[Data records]
• • • • • • •
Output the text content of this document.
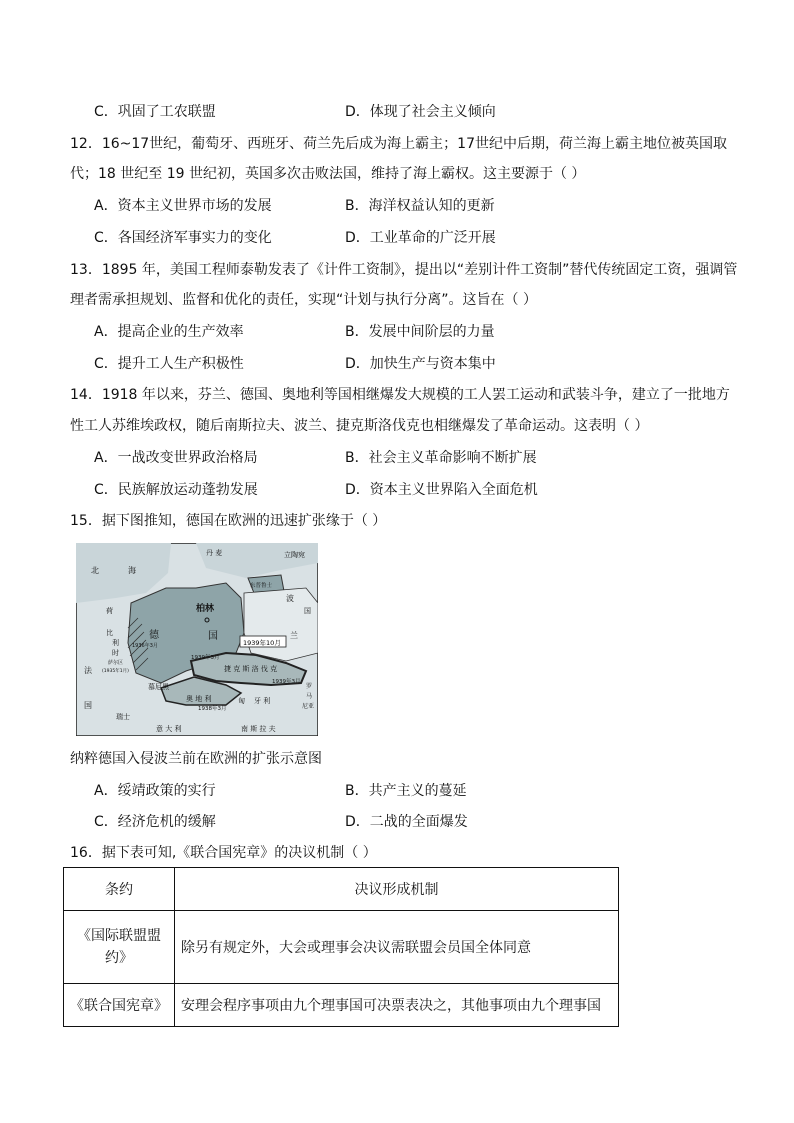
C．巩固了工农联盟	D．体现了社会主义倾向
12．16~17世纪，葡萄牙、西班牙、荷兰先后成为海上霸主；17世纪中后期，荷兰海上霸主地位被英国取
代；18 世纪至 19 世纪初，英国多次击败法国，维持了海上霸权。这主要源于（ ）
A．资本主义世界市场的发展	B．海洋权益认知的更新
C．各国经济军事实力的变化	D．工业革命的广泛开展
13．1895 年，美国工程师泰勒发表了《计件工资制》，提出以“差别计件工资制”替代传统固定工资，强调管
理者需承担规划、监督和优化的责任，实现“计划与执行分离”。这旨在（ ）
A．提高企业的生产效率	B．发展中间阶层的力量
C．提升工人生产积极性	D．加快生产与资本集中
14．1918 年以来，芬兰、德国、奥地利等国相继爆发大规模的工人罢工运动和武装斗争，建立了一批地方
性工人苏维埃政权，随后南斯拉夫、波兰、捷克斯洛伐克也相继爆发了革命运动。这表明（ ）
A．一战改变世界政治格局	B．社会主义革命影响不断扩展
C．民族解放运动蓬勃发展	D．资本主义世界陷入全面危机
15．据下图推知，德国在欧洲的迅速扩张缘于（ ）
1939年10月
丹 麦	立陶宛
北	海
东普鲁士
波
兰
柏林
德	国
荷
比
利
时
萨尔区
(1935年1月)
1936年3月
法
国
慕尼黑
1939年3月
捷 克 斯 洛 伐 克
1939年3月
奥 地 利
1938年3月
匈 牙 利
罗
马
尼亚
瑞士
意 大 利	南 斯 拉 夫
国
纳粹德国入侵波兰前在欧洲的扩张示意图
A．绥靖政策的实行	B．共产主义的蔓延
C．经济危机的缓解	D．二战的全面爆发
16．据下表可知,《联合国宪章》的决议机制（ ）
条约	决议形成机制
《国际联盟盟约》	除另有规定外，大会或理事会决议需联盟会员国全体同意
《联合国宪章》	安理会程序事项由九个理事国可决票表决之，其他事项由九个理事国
• • • • • • •
- Prompt -
Can you retype every record above exactly, leaving out the pictures?

- Task response -
Output the text content of this document.
C．巩固了工农联盟	D．体现了社会主义倾向
12．16~17世纪，葡萄牙、西班牙、荷兰先后成为海上霸主；17世纪中后期，荷兰海上霸主地位被英国取
代；18 世纪至 19 世纪初，英国多次击败法国，维持了海上霸权。这主要源于（ ）
A．资本主义世界市场的发展	B．海洋权益认知的更新
C．各国经济军事实力的变化	D．工业革命的广泛开展
13．1895 年，美国工程师泰勒发表了《计件工资制》，提出以“差别计件工资制”替代传统固定工资，强调管
理者需承担规划、监督和优化的责任，实现“计划与执行分离”。这旨在（ ）
A．提高企业的生产效率	B．发展中间阶层的力量
C．提升工人生产积极性	D．加快生产与资本集中
14．1918 年以来，芬兰、德国、奥地利等国相继爆发大规模的工人罢工运动和武装斗争，建立了一批地方
性工人苏维埃政权，随后南斯拉夫、波兰、捷克斯洛伐克也相继爆发了革命运动。这表明（ ）
A．一战改变世界政治格局	B．社会主义革命影响不断扩展
C．民族解放运动蓬勃发展	D．资本主义世界陷入全面危机
15．据下图推知，德国在欧洲的迅速扩张缘于（ ）
1939年10月
丹 麦	立陶宛
北	海
东普鲁士
波
兰
柏林
德	国
荷
比
利
时
萨尔区
(1935年1月)
1936年3月
法
国
慕尼黑
1939年3月
捷 克 斯 洛 伐 克
1939年3月
奥 地 利
1938年3月
匈 牙 利
罗
马
尼亚
瑞士
意 大 利	南 斯 拉 夫
国
纳粹德国入侵波兰前在欧洲的扩张示意图
A．绥靖政策的实行	B．共产主义的蔓延
C．经济危机的缓解	D．二战的全面爆发
16．据下表可知,《联合国宪章》的决议机制（ ）
条约	决议形成机制
《国际联盟盟约》	除另有规定外，大会或理事会决议需联盟会员国全体同意
《联合国宪章》	安理会程序事项由九个理事国可决票表决之，其他事项由九个理事国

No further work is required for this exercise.